◆ Task objective ◆
Give the listing again in full, exactly as written.

# Information given start

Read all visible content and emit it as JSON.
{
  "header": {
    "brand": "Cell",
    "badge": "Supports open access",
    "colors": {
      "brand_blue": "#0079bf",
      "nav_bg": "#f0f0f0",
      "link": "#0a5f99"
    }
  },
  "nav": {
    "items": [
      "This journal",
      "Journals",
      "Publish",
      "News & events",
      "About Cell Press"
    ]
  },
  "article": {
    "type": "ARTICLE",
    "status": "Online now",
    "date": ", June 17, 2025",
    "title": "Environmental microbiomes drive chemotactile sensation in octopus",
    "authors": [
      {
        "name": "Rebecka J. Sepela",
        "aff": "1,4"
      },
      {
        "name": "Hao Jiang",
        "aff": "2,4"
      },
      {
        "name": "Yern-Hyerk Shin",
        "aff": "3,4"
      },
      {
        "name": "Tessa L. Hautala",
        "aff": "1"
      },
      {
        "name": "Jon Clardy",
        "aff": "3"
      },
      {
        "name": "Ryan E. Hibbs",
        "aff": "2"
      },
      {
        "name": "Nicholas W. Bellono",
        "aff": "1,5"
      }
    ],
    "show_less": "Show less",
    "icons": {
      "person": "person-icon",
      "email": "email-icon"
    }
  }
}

# Information given end

◆ The completed task ◆
Read all visible content and emit it as JSON.
{
  "header": {
    "brand": "Cell",
    "badge": "Supports open access",
    "colors": {
      "brand_blue": "#0079bf",
      "nav_bg": "#f0f0f0",
      "link": "#0a5f99"
    }
  },
  "nav": {
    "items": [
      "This journal",
      "Journals",
      "Publish",
      "News & events",
      "About Cell Press"
    ]
  },
  "article": {
    "type": "ARTICLE",
    "status": "Online now",
    "date": ", June 17, 2025",
    "title": "Environmental microbiomes drive chemotactile sensation in octopus",
    "authors": [
      {
        "name": "Rebecka J. Sepela",
        "aff": "1,4"
      },
      {
        "name": "Hao Jiang",
        "aff": "2,4"
      },
      {
        "name": "Yern-Hyerk Shin",
        "aff": "3,4"
      },
      {
        "name": "Tessa L. Hautala",
        "aff": "1"
      },
      {
        "name": "Jon Clardy",
        "aff": "3"
      },
      {
        "name": "Ryan E. Hibbs",
        "aff": "2"
      },
      {
        "name": "Nicholas W. Bellono",
        "aff": "1,5"
      }
    ],
    "show_less": "Show less",
    "icons": {
      "person": "person-icon",
      "email": "email-icon"
    }
  }
}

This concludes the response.